-- begin --
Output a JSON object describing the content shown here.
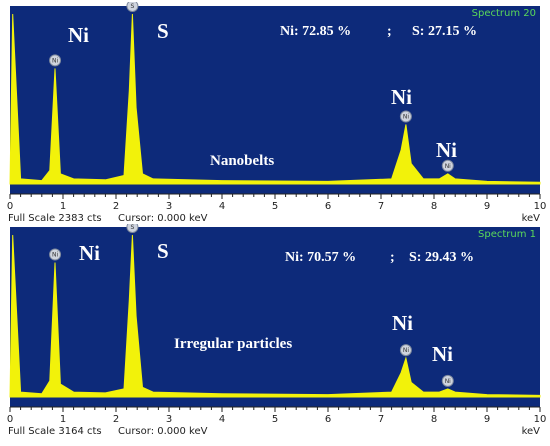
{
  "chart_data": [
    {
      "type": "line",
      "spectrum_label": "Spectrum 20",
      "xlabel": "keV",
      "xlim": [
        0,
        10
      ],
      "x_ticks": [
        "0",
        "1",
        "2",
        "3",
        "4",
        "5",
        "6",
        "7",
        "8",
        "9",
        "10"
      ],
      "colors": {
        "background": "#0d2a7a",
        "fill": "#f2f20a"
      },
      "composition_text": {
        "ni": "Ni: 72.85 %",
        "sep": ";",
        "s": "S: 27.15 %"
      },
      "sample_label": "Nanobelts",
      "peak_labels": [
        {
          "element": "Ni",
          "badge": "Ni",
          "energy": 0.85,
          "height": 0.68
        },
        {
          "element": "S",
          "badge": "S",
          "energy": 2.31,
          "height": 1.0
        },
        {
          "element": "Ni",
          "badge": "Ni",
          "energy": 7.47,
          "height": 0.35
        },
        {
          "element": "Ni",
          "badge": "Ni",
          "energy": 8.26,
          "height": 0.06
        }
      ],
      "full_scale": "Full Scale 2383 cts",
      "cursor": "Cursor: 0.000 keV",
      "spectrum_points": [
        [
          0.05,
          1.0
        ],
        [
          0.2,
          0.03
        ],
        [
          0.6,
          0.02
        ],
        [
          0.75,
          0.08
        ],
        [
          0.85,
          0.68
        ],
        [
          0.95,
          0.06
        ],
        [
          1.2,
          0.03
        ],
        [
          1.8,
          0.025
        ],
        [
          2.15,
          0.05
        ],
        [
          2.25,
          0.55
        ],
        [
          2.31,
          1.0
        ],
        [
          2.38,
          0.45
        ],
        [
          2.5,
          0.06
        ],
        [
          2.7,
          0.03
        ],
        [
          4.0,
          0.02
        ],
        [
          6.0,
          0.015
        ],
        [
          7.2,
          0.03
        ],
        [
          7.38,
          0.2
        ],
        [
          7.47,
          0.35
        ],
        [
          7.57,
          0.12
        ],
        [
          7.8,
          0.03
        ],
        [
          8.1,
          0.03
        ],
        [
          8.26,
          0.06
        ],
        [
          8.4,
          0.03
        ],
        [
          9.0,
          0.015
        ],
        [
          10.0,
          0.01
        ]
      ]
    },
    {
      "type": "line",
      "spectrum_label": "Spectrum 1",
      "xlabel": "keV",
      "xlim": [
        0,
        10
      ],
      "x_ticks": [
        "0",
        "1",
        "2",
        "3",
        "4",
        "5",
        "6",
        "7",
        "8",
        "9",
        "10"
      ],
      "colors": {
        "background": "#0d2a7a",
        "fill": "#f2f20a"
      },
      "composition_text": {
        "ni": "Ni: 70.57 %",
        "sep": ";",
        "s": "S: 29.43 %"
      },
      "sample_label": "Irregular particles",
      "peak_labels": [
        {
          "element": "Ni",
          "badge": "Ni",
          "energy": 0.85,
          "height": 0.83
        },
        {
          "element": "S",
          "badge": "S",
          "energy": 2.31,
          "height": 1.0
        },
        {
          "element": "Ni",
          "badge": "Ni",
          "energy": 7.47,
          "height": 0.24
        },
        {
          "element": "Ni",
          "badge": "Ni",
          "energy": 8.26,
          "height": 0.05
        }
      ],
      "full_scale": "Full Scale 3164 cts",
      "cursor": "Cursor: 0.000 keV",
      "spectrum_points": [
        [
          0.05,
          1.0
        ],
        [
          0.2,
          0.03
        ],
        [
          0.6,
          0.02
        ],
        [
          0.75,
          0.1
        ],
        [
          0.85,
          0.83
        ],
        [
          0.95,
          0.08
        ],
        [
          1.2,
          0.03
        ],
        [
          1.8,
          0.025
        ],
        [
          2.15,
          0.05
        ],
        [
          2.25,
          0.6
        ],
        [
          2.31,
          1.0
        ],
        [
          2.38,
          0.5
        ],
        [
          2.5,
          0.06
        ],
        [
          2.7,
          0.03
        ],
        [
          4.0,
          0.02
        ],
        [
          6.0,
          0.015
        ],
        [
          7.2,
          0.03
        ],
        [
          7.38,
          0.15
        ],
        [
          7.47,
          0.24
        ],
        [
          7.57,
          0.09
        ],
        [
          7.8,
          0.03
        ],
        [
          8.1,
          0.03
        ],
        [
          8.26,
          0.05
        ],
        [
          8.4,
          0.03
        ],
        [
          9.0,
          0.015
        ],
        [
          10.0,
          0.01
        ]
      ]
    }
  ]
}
-- end --
-- begin --
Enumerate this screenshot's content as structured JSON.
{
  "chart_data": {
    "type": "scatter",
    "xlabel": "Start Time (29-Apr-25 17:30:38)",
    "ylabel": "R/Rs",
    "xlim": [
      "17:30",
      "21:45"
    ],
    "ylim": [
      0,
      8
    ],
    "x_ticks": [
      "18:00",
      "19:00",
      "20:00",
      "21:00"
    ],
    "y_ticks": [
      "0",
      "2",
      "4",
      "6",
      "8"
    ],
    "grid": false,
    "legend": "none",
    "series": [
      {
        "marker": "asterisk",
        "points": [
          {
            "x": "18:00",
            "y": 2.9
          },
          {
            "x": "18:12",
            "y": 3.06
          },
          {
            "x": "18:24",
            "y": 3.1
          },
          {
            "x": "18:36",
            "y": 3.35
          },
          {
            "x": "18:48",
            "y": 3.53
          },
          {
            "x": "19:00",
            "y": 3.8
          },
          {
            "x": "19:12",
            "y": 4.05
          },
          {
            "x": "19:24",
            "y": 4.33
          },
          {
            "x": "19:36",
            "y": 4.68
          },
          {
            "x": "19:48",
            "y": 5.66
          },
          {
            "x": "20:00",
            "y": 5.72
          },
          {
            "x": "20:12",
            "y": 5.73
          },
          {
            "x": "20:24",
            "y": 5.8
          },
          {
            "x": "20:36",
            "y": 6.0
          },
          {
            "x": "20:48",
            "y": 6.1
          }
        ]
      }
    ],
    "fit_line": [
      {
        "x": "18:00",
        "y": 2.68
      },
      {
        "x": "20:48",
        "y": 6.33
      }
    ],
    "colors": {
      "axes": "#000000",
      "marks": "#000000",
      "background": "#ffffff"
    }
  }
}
-- end --
-- begin --
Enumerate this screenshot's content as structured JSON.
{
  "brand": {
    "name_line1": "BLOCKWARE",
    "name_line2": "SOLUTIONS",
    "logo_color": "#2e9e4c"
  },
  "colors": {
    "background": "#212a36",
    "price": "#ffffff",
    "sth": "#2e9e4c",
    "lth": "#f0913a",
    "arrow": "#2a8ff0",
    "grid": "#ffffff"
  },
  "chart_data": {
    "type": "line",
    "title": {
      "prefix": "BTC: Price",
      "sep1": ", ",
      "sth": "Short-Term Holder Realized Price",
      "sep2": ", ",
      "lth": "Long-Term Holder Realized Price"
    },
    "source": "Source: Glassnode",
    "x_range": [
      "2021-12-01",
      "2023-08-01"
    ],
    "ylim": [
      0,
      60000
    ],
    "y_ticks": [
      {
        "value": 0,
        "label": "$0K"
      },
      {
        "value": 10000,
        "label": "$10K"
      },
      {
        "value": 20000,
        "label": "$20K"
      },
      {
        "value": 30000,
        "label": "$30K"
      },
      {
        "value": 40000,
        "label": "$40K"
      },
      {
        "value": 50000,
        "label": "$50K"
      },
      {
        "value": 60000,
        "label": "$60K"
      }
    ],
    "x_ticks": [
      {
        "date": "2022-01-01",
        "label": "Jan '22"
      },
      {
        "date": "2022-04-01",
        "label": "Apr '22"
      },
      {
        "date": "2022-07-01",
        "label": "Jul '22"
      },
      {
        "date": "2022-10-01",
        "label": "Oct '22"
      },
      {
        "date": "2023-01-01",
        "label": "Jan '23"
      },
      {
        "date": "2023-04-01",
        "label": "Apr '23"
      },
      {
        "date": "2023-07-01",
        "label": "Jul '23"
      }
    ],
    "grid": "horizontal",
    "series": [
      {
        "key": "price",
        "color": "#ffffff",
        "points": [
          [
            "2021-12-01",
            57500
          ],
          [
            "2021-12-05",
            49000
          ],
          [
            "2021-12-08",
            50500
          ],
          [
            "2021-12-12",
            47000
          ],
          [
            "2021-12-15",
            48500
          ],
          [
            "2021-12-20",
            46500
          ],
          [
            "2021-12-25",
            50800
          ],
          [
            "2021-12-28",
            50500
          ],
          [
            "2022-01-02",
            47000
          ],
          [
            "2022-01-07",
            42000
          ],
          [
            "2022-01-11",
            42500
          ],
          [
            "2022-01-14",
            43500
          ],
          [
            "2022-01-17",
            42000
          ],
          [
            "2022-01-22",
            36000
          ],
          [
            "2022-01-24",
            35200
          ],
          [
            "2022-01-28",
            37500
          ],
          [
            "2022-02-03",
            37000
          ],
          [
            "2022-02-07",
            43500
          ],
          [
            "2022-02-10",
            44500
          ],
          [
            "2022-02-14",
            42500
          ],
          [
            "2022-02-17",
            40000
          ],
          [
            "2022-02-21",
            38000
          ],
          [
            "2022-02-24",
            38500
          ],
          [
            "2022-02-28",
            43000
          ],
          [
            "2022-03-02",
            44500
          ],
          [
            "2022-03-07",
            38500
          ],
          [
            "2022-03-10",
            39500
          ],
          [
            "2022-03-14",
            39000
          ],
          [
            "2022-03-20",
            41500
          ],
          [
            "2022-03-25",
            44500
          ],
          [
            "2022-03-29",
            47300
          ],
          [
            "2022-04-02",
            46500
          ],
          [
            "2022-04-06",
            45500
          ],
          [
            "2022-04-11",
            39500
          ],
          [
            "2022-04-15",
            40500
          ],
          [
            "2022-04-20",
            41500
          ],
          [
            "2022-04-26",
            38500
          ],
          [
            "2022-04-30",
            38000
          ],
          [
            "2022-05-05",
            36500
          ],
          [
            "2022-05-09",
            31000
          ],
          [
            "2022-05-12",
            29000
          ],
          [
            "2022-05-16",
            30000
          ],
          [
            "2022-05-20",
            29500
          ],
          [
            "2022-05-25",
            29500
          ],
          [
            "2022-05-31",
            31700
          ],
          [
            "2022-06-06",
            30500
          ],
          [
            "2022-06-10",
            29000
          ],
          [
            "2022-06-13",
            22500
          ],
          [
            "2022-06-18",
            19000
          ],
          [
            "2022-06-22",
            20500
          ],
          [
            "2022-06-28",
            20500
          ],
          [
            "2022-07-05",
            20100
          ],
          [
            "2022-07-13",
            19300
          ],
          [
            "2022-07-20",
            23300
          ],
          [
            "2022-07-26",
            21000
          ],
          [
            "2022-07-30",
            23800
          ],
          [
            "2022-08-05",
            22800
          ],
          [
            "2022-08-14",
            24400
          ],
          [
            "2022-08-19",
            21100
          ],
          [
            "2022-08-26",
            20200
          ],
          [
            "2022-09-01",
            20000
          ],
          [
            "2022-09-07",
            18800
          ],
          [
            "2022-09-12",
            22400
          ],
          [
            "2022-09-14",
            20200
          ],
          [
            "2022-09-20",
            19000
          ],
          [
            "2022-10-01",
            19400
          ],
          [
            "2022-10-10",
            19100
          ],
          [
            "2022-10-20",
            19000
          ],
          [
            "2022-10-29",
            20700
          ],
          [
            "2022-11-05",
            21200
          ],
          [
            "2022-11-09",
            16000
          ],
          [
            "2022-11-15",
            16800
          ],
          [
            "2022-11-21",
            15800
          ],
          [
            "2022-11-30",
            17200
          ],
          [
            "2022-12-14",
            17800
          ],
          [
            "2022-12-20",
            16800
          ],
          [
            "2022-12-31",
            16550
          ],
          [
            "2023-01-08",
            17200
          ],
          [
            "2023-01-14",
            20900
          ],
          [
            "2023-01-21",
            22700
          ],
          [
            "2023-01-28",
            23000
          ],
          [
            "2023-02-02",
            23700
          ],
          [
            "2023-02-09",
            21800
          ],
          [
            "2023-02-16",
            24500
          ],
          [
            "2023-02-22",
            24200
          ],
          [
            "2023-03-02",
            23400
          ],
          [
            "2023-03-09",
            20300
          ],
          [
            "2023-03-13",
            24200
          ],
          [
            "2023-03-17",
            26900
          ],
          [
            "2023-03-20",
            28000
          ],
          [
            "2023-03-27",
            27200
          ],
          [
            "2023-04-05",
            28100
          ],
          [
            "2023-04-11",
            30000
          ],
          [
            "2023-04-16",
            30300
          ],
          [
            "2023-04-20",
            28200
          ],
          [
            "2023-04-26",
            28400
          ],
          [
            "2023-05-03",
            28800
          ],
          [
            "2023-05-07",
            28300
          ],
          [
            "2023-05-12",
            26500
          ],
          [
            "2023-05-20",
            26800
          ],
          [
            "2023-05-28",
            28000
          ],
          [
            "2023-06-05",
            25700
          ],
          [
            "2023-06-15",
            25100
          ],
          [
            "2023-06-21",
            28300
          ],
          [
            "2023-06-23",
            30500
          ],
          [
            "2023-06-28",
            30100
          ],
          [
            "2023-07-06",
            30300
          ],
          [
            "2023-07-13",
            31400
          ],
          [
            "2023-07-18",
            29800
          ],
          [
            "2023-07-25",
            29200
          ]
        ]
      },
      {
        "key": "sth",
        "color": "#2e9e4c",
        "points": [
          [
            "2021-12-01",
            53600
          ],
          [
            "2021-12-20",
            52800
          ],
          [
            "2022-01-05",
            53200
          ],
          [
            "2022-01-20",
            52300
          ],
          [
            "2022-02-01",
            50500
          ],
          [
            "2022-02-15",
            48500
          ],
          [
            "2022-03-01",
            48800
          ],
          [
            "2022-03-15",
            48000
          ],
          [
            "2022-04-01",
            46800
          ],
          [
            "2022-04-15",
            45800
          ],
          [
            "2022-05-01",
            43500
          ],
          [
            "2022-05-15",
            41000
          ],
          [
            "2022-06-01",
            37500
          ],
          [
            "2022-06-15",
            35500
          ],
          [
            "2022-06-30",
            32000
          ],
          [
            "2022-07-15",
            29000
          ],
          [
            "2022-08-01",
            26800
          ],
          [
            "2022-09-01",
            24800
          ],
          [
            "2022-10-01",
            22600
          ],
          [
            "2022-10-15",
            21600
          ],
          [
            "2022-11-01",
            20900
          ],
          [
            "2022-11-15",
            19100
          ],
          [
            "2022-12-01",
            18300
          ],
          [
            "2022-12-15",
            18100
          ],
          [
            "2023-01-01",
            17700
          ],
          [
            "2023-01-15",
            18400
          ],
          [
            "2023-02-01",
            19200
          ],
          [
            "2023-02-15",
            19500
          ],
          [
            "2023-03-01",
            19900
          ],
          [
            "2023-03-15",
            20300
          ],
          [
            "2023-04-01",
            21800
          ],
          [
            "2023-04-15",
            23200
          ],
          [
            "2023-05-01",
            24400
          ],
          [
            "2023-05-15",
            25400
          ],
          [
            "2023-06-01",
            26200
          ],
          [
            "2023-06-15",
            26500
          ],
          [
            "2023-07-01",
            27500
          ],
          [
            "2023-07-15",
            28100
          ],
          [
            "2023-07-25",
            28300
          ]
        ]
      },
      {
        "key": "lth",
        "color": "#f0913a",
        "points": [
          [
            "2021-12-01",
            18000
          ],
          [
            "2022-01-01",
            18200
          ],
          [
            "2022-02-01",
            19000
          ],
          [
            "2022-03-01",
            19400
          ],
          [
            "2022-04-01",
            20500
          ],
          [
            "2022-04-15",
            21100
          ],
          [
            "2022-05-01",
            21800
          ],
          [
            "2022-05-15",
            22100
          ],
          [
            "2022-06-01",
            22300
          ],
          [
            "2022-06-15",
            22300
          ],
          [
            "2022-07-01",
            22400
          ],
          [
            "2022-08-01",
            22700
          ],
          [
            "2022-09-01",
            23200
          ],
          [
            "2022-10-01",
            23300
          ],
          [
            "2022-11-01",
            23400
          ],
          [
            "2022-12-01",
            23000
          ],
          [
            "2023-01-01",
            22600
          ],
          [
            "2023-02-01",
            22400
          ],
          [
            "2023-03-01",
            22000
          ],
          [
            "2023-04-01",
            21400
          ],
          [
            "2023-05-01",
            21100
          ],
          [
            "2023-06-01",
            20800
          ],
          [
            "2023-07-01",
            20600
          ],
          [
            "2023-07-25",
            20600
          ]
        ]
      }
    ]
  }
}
-- end --
■ Short exercise ■
State how many lines of the listing include "Realized", and nothing more.

■ Worked answer ■
2